Problem to work on:
Extract every entry word for word. Skip the pictures.

[Saved entries]
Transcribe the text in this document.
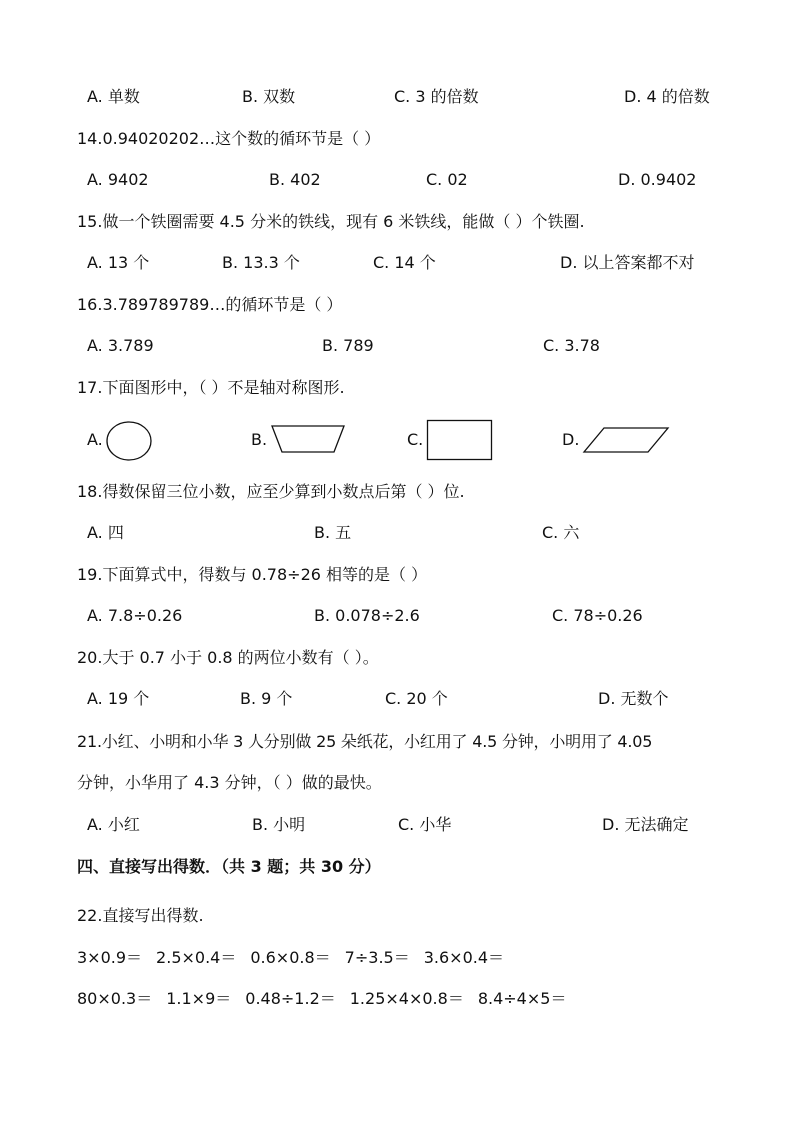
A. 单数	B. 双数	C. 3 的倍数	D. 4 的倍数
14.0.94020202…这个数的循环节是（ ）
A. 9402	B. 402	C. 02	D. 0.9402
15.做一个铁圈需要 4.5 分米的铁线，现有 6 米铁线，能做（ ）个铁圈.
A. 13 个	B. 13.3 个	C. 14 个	D. 以上答案都不对
16.3.789789789…的循环节是（ ）
A. 3.789	B. 789	C. 3.78
17.下面图形中，（ ）不是轴对称图形.
A.	B.	C.	D.
18.得数保留三位小数，应至少算到小数点后第（ ）位.
A. 四	B. 五	C. 六
19.下面算式中，得数与 0.78÷26 相等的是（ ）
A. 7.8÷0.26	B. 0.078÷2.6	C. 78÷0.26
20.大于 0.7 小于 0.8 的两位小数有（ ）。
A. 19 个	B. 9 个	C. 20 个	D. 无数个
21.小红、小明和小华 3 人分别做 25 朵纸花，小红用了 4.5 分钟，小明用了 4.05
分钟，小华用了 4.3 分钟，（ ）做的最快。
A. 小红	B. 小明	C. 小华	D. 无法确定
四、直接写出得数．（共 3 题；共 30 分）
22.直接写出得数.
3×0.9＝ 2.5×0.4＝ 0.6×0.8＝ 7÷3.5＝ 3.6×0.4＝
80×0.3＝ 1.1×9＝ 0.48÷1.2＝ 1.25×4×0.8＝ 8.4÷4×5＝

Correct result:
Transcribe the text in this document.
A. 单数	B. 双数	C. 3 的倍数	D. 4 的倍数
14.0.94020202…这个数的循环节是（ ）
A. 9402	B. 402	C. 02	D. 0.9402
15.做一个铁圈需要 4.5 分米的铁线，现有 6 米铁线，能做（ ）个铁圈.
A. 13 个	B. 13.3 个	C. 14 个	D. 以上答案都不对
16.3.789789789…的循环节是（ ）
A. 3.789	B. 789	C. 3.78
17.下面图形中，（ ）不是轴对称图形.
A.	B.	C.	D.
18.得数保留三位小数，应至少算到小数点后第（ ）位.
A. 四	B. 五	C. 六
19.下面算式中，得数与 0.78÷26 相等的是（ ）
A. 7.8÷0.26	B. 0.078÷2.6	C. 78÷0.26
20.大于 0.7 小于 0.8 的两位小数有（ ）。
A. 19 个	B. 9 个	C. 20 个	D. 无数个
21.小红、小明和小华 3 人分别做 25 朵纸花，小红用了 4.5 分钟，小明用了 4.05
分钟，小华用了 4.3 分钟，（ ）做的最快。
A. 小红	B. 小明	C. 小华	D. 无法确定
四、直接写出得数．（共 3 题；共 30 分）
22.直接写出得数.
3×0.9＝ 2.5×0.4＝ 0.6×0.8＝ 7÷3.5＝ 3.6×0.4＝
80×0.3＝ 1.1×9＝ 0.48÷1.2＝ 1.25×4×0.8＝ 8.4÷4×5＝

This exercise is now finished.